**Task to carry out**:
In the data below, find each line containing the string "image" and return it.

**Items**:
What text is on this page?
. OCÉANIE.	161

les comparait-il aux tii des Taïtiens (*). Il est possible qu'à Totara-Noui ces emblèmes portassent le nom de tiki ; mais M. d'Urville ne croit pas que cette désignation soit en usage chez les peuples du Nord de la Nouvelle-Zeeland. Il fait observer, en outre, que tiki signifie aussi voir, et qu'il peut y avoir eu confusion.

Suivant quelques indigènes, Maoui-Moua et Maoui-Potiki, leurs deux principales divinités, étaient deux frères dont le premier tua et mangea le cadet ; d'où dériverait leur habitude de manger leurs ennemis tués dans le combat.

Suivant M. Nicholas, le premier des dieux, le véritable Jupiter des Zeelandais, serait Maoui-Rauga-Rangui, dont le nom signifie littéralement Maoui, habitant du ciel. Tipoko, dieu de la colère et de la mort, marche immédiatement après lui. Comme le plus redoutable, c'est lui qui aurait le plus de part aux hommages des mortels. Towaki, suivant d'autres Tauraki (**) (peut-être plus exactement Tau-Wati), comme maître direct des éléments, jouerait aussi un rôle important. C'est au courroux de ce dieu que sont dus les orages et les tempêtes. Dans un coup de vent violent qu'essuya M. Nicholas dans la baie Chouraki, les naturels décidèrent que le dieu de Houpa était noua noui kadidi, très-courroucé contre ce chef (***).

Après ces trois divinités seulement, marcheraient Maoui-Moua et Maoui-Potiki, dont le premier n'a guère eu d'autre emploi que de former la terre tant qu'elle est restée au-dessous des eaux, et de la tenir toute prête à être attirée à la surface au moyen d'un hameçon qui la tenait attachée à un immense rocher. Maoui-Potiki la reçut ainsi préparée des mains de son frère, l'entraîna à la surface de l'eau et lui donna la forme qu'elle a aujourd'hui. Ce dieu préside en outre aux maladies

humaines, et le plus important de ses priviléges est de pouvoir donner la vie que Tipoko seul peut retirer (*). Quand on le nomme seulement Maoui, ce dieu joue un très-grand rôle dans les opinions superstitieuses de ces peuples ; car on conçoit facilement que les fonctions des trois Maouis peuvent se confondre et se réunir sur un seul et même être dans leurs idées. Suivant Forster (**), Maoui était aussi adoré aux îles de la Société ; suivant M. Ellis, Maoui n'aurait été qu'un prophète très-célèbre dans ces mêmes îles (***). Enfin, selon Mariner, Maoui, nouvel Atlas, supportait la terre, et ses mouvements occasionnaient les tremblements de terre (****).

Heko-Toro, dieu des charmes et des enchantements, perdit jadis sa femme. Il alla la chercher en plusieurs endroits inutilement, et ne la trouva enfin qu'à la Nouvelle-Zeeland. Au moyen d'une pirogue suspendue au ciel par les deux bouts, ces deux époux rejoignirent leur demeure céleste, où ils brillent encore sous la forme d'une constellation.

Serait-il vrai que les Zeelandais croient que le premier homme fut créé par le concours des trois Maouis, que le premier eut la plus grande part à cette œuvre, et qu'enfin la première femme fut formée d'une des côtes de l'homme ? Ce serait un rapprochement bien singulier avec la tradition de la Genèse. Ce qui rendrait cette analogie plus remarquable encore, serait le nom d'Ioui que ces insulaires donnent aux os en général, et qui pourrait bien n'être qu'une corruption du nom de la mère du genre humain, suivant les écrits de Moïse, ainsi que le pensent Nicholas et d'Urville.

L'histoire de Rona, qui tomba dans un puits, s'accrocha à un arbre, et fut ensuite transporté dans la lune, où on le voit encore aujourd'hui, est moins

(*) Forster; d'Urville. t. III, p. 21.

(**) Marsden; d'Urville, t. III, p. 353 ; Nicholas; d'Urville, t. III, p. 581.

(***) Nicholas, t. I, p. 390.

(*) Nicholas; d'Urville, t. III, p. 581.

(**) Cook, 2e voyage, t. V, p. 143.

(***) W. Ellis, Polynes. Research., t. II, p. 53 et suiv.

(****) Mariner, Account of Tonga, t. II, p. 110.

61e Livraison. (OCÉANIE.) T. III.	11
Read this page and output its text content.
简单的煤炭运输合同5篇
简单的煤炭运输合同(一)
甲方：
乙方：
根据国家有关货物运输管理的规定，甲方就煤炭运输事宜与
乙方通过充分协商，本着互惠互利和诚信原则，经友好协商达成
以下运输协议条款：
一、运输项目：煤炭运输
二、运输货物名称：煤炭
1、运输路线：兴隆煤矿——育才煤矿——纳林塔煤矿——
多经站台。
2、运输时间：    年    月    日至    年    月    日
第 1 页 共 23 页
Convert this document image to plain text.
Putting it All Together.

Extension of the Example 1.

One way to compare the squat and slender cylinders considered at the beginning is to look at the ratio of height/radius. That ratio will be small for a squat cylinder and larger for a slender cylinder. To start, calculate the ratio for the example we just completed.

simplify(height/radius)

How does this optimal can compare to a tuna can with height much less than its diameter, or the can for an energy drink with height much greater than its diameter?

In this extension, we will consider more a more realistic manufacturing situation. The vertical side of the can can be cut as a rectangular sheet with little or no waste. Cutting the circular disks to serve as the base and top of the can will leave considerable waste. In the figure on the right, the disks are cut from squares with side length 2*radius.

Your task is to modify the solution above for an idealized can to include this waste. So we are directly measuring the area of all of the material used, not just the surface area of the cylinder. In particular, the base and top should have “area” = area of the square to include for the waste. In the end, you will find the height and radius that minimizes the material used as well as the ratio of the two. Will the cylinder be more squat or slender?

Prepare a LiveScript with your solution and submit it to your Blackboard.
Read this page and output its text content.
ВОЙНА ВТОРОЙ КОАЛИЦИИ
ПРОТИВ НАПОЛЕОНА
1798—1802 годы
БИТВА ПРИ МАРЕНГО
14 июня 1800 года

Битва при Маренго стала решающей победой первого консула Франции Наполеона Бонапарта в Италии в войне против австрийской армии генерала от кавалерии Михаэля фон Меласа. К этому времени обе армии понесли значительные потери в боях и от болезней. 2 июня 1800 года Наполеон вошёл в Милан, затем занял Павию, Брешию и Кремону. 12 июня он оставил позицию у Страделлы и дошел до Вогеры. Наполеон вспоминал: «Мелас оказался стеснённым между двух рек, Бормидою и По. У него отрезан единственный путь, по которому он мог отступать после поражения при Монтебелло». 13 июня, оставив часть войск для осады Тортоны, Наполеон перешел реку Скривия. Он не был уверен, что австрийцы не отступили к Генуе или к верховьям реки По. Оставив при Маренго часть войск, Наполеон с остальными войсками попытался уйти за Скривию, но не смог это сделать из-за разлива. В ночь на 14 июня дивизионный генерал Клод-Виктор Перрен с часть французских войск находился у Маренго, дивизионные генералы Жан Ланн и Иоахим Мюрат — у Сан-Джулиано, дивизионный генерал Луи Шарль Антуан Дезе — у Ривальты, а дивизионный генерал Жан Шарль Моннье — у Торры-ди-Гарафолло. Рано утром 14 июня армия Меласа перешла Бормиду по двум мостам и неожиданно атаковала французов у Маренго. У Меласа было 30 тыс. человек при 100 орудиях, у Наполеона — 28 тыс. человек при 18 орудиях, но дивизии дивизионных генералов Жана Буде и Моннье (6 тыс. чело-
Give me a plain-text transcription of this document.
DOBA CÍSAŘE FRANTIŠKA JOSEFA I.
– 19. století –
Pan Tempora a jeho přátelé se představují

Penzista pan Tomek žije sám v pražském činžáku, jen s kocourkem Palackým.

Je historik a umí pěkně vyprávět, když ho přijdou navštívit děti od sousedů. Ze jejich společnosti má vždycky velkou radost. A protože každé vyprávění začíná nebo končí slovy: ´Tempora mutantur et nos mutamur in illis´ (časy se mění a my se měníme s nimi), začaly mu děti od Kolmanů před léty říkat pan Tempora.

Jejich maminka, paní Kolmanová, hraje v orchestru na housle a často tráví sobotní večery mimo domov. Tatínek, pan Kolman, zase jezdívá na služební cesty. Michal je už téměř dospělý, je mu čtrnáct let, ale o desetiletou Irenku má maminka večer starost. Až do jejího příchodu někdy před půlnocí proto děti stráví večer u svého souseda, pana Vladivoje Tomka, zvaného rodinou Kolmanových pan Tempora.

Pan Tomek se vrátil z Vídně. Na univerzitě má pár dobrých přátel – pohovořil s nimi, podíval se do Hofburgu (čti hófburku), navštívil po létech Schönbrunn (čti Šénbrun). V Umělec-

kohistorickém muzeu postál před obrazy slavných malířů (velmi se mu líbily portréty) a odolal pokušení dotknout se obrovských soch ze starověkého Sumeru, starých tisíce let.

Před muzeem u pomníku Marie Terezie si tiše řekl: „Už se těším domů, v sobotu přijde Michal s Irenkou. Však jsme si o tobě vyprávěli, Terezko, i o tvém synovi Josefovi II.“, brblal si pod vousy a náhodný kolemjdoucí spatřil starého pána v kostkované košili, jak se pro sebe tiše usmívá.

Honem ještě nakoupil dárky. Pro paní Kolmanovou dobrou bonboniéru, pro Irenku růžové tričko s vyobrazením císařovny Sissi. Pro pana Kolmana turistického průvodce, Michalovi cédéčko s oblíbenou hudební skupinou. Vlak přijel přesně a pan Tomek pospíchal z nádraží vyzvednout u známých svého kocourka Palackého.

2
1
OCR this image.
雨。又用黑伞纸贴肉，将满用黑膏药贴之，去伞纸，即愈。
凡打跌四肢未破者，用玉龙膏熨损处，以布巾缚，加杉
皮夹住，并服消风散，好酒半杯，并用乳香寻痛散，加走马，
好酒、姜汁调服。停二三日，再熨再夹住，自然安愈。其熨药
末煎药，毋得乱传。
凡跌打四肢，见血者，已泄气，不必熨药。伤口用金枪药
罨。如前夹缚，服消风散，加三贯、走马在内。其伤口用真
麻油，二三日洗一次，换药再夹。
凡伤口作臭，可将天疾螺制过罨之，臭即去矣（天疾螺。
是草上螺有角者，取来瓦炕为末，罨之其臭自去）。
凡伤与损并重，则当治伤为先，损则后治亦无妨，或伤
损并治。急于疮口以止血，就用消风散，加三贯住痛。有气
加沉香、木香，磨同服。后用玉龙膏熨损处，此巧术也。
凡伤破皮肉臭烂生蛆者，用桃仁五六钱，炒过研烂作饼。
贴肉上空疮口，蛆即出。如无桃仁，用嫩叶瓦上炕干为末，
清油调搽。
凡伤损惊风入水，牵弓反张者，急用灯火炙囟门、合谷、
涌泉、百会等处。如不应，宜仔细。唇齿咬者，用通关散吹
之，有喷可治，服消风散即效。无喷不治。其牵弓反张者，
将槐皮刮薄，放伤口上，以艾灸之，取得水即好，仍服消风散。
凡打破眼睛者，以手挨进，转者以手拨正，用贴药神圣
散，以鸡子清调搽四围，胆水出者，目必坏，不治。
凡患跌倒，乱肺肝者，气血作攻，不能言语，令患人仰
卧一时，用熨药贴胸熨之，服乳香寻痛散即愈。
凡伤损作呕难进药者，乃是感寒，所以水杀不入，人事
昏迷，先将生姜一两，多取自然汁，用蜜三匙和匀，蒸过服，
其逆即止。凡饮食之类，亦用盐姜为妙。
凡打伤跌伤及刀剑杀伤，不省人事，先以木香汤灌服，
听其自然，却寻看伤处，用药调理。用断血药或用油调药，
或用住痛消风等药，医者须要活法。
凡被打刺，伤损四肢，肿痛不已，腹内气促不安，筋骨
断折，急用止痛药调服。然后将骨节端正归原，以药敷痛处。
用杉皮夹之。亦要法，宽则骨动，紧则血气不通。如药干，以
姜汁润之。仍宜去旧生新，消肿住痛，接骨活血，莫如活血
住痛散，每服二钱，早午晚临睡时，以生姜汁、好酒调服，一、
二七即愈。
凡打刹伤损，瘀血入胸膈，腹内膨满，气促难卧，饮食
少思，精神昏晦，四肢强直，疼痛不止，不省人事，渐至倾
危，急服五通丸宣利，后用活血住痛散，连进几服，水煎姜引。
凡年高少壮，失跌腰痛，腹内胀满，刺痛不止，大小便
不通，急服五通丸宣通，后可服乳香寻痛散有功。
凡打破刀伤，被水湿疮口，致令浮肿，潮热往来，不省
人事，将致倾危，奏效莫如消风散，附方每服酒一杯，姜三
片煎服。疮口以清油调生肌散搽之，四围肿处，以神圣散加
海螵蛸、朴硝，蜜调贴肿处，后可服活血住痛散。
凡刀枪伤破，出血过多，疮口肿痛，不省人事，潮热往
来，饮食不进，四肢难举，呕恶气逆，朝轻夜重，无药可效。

**Exercise result**:
Convert this document image to plain text.
OCR this image.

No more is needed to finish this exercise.